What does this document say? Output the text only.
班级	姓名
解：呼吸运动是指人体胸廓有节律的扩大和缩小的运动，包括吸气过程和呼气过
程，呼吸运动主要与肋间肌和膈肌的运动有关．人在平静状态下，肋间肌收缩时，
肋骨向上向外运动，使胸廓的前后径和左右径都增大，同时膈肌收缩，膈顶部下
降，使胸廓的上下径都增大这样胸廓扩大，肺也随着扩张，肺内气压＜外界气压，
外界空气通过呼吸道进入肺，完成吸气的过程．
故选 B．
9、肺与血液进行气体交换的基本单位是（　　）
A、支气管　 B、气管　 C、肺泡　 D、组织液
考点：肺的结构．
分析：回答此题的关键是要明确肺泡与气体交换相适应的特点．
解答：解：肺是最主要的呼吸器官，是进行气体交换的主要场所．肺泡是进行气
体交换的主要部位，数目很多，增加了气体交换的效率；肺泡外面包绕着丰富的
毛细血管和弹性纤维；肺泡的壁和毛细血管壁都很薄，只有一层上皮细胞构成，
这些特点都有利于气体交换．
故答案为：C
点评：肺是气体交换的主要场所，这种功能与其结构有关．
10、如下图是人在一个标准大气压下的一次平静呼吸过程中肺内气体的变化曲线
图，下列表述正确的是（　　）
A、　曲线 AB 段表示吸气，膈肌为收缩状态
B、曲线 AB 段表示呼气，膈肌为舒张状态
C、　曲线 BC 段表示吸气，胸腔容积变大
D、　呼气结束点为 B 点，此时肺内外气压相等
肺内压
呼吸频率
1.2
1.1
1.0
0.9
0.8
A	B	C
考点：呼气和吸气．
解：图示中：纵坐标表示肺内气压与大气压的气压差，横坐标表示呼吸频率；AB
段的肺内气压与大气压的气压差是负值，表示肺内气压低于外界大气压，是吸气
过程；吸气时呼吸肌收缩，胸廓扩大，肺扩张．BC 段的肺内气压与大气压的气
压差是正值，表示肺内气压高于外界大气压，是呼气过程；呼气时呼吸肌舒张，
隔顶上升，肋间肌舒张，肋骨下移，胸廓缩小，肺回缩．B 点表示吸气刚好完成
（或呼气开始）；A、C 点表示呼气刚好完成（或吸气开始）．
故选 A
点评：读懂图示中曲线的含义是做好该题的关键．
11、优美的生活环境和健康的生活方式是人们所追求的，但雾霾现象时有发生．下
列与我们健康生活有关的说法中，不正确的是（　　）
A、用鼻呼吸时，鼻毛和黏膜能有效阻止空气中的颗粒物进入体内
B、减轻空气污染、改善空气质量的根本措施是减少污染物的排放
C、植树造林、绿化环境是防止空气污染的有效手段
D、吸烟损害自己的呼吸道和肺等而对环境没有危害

_ _ _ _

Task instructions:
Say how many lines in the records hold the string "段表示吸气", and say nothing else.

Solved exercise:
2